| Aim of the task |
Locate every line that holds the string "screenshot" and copy it.

[Stored entries]
▬▬▬▬▬▬▬▬▬▬

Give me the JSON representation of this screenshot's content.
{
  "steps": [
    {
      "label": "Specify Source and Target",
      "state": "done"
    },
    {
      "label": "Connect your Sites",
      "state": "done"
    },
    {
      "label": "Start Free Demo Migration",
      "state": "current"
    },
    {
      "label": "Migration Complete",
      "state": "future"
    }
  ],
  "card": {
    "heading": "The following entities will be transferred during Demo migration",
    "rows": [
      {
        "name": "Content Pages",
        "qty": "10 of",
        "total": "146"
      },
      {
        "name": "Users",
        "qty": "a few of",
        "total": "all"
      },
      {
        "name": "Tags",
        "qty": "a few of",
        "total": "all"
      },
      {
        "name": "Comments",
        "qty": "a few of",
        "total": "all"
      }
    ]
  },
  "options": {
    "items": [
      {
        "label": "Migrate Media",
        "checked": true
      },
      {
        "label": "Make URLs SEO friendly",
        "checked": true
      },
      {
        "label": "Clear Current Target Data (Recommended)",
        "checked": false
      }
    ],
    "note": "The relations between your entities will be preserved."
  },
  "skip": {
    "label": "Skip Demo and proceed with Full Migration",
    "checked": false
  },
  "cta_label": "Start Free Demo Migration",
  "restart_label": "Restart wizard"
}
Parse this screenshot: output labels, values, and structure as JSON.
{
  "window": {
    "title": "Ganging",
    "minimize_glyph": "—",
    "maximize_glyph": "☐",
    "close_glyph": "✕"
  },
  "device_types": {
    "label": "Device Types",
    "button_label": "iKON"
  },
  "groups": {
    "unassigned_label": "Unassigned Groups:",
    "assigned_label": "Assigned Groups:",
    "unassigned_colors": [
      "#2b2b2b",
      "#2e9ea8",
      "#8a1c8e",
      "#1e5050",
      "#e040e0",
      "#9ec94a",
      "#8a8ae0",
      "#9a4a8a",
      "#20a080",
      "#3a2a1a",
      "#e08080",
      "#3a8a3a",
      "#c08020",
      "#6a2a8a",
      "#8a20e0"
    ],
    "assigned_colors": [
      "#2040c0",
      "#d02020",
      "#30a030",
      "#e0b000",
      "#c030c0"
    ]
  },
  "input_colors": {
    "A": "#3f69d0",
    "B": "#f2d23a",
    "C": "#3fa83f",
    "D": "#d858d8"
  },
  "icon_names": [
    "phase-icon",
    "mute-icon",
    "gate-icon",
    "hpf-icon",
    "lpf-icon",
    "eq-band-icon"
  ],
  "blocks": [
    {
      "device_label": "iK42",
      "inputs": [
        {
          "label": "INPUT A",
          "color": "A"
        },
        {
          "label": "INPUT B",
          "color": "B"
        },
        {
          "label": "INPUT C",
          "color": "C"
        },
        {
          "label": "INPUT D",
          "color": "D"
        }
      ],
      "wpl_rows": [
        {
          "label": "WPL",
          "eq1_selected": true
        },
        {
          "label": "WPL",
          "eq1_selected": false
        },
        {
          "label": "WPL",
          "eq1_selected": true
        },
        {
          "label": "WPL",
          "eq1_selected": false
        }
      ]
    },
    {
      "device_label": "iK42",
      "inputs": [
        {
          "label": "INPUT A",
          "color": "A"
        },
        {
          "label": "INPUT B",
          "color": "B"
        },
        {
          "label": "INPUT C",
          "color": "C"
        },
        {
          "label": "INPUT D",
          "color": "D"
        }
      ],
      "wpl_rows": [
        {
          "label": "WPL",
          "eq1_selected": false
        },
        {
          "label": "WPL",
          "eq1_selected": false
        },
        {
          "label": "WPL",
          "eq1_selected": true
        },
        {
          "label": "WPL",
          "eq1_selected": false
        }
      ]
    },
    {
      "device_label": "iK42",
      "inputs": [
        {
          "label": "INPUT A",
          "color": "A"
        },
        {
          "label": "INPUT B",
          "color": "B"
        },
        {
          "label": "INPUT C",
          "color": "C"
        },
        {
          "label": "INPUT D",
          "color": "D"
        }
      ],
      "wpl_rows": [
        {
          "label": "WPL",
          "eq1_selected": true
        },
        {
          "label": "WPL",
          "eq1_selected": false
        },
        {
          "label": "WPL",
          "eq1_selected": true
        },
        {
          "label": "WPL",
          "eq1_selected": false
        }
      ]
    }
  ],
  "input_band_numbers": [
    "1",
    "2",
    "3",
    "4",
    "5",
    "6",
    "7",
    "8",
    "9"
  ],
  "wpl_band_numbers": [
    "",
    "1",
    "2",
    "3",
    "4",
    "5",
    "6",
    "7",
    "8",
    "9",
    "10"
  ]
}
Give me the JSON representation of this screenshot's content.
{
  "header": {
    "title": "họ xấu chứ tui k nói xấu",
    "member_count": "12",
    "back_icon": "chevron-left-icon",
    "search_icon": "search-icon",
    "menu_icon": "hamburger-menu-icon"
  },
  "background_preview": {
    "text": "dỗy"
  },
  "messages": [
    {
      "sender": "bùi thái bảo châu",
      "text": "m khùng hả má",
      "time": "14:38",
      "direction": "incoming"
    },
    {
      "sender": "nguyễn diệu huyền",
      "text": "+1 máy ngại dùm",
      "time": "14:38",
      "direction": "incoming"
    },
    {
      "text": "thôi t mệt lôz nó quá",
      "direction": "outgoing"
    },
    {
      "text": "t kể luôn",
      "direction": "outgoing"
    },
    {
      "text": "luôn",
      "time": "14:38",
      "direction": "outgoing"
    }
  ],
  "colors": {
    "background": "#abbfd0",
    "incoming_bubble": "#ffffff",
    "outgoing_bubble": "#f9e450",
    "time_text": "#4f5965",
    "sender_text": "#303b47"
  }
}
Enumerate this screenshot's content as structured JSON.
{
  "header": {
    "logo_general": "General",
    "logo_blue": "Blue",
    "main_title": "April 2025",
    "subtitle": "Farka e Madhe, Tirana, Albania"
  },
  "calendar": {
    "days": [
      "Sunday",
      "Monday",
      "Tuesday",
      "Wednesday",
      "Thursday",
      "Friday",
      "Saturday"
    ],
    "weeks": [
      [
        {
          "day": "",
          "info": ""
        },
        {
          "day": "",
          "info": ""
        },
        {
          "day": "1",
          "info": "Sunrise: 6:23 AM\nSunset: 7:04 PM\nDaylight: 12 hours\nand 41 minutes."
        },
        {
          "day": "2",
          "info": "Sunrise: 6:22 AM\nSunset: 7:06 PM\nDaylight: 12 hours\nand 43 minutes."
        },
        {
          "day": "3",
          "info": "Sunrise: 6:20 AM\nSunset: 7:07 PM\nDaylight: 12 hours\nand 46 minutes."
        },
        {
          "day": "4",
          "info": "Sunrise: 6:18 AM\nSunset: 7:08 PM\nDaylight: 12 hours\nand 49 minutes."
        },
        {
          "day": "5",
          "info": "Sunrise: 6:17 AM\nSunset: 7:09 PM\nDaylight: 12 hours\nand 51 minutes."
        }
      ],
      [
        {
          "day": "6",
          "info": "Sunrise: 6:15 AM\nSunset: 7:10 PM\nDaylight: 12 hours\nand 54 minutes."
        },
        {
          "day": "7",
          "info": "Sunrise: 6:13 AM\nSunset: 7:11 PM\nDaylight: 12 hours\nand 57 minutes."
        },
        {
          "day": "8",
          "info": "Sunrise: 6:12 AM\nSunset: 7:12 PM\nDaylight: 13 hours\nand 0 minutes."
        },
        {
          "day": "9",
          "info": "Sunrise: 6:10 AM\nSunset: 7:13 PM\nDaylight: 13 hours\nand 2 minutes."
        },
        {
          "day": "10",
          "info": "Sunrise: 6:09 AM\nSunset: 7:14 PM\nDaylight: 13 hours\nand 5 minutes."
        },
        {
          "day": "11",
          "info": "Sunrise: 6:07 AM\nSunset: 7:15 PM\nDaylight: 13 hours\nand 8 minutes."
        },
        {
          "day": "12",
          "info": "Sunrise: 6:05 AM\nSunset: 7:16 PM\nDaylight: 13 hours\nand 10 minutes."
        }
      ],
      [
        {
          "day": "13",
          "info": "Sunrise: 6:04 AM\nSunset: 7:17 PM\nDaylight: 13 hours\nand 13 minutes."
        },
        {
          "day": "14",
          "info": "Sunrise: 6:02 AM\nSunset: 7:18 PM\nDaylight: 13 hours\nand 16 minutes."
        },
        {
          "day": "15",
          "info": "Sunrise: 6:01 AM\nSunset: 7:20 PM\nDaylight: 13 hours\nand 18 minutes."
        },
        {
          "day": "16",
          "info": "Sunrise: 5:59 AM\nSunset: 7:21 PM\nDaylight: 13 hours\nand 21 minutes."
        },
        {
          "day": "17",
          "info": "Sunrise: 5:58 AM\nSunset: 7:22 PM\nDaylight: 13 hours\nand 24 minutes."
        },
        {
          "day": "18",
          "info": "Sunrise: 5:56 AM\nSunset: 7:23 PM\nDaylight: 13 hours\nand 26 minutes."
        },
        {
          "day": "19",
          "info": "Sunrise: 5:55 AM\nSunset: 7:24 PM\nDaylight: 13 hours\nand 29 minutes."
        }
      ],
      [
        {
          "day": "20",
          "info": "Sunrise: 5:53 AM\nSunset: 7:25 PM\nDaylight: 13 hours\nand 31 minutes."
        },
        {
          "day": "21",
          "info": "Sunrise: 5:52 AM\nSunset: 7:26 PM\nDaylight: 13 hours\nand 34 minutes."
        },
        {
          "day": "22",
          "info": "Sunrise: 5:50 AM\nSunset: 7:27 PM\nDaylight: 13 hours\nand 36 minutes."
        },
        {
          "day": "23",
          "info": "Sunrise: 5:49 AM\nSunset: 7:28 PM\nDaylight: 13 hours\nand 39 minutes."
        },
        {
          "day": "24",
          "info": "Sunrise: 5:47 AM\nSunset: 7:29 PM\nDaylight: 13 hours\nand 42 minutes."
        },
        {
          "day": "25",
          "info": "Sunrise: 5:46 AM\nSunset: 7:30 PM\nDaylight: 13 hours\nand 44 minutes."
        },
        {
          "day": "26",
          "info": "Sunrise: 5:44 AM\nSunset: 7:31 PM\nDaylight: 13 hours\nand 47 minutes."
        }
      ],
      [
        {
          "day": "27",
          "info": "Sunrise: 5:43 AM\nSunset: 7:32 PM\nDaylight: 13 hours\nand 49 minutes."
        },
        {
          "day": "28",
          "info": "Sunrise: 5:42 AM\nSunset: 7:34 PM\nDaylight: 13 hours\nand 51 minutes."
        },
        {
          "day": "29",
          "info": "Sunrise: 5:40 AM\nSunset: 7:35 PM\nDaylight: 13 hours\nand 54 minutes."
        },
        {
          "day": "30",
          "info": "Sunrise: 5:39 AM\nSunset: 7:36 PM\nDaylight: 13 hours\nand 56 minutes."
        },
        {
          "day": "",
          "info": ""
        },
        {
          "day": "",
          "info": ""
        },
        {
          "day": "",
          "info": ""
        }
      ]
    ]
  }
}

▬▬▬▬▬▬▬▬▬▬

| Output of the task |
Give me the JSON representation of this screenshot's content.
Parse this screenshot: output labels, values, and structure as JSON.
Give me the JSON representation of this screenshot's content.
Enumerate this screenshot's content as structured JSON.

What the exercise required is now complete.